- _Aim of the exercise_: Read the data and repeat all of it exactly.

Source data
----------
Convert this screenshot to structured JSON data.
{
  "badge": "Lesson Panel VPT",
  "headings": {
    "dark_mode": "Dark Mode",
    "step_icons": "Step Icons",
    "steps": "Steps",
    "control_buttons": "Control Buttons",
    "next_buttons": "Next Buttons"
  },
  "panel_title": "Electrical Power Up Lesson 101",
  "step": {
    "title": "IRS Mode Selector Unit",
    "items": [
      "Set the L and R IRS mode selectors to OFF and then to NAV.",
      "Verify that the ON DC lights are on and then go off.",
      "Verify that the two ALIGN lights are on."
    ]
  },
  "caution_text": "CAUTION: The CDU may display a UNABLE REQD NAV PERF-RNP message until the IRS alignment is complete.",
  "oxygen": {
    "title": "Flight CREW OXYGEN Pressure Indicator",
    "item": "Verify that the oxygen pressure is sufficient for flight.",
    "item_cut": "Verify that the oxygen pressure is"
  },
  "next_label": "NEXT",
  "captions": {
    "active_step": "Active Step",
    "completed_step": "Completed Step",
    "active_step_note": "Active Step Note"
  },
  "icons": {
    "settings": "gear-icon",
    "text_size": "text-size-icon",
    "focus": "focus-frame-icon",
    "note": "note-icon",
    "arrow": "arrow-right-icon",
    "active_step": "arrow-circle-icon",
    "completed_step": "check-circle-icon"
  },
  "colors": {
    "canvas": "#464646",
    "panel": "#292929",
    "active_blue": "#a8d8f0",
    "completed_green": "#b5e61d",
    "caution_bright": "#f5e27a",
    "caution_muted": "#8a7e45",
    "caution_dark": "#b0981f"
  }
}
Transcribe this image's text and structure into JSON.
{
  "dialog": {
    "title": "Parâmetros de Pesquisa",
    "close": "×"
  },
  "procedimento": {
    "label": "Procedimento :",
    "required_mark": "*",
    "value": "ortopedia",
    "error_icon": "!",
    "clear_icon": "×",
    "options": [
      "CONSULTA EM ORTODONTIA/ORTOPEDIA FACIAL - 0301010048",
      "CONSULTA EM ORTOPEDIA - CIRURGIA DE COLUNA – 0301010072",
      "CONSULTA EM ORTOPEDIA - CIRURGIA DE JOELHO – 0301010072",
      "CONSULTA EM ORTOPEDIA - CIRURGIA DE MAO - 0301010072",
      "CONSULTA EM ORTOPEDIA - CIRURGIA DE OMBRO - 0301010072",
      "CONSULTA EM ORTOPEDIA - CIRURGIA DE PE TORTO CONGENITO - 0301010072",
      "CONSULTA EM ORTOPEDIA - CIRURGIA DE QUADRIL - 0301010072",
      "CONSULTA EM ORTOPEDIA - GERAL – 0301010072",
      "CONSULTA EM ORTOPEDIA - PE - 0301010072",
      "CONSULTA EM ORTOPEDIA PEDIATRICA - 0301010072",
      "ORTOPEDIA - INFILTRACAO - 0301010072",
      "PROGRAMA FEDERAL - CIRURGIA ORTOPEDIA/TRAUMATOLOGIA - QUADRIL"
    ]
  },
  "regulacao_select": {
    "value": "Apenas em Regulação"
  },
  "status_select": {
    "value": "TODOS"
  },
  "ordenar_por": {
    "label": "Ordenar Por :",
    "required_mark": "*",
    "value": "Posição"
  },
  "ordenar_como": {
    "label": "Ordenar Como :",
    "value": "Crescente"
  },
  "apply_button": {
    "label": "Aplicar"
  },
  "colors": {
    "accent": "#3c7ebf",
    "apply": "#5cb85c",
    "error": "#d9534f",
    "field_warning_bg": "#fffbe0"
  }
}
----------
- _The result_:
Convert this screenshot to structured JSON data.
{
  "badge": "Lesson Panel VPT",
  "headings": {
    "dark_mode": "Dark Mode",
    "step_icons": "Step Icons",
    "steps": "Steps",
    "control_buttons": "Control Buttons",
    "next_buttons": "Next Buttons"
  },
  "panel_title": "Electrical Power Up Lesson 101",
  "step": {
    "title": "IRS Mode Selector Unit",
    "items": [
      "Set the L and R IRS mode selectors to OFF and then to NAV.",
      "Verify that the ON DC lights are on and then go off.",
      "Verify that the two ALIGN lights are on."
    ]
  },
  "caution_text": "CAUTION: The CDU may display a UNABLE REQD NAV PERF-RNP message until the IRS alignment is complete.",
  "oxygen": {
    "title": "Flight CREW OXYGEN Pressure Indicator",
    "item": "Verify that the oxygen pressure is sufficient for flight.",
    "item_cut": "Verify that the oxygen pressure is"
  },
  "next_label": "NEXT",
  "captions": {
    "active_step": "Active Step",
    "completed_step": "Completed Step",
    "active_step_note": "Active Step Note"
  },
  "icons": {
    "settings": "gear-icon",
    "text_size": "text-size-icon",
    "focus": "focus-frame-icon",
    "note": "note-icon",
    "arrow": "arrow-right-icon",
    "active_step": "arrow-circle-icon",
    "completed_step": "check-circle-icon"
  },
  "colors": {
    "canvas": "#464646",
    "panel": "#292929",
    "active_blue": "#a8d8f0",
    "completed_green": "#b5e61d",
    "caution_bright": "#f5e27a",
    "caution_muted": "#8a7e45",
    "caution_dark": "#b0981f"
  }
}
Transcribe this image's text and structure into JSON.
{
  "dialog": {
    "title": "Parâmetros de Pesquisa",
    "close": "×"
  },
  "procedimento": {
    "label": "Procedimento :",
    "required_mark": "*",
    "value": "ortopedia",
    "error_icon": "!",
    "clear_icon": "×",
    "options": [
      "CONSULTA EM ORTODONTIA/ORTOPEDIA FACIAL - 0301010048",
      "CONSULTA EM ORTOPEDIA - CIRURGIA DE COLUNA – 0301010072",
      "CONSULTA EM ORTOPEDIA - CIRURGIA DE JOELHO – 0301010072",
      "CONSULTA EM ORTOPEDIA - CIRURGIA DE MAO - 0301010072",
      "CONSULTA EM ORTOPEDIA - CIRURGIA DE OMBRO - 0301010072",
      "CONSULTA EM ORTOPEDIA - CIRURGIA DE PE TORTO CONGENITO - 0301010072",
      "CONSULTA EM ORTOPEDIA - CIRURGIA DE QUADRIL - 0301010072",
      "CONSULTA EM ORTOPEDIA - GERAL – 0301010072",
      "CONSULTA EM ORTOPEDIA - PE - 0301010072",
      "CONSULTA EM ORTOPEDIA PEDIATRICA - 0301010072",
      "ORTOPEDIA - INFILTRACAO - 0301010072",
      "PROGRAMA FEDERAL - CIRURGIA ORTOPEDIA/TRAUMATOLOGIA - QUADRIL"
    ]
  },
  "regulacao_select": {
    "value": "Apenas em Regulação"
  },
  "status_select": {
    "value": "TODOS"
  },
  "ordenar_por": {
    "label": "Ordenar Por :",
    "required_mark": "*",
    "value": "Posição"
  },
  "ordenar_como": {
    "label": "Ordenar Como :",
    "value": "Crescente"
  },
  "apply_button": {
    "label": "Aplicar"
  },
  "colors": {
    "accent": "#3c7ebf",
    "apply": "#5cb85c",
    "error": "#d9534f",
    "field_warning_bg": "#fffbe0"
  }
}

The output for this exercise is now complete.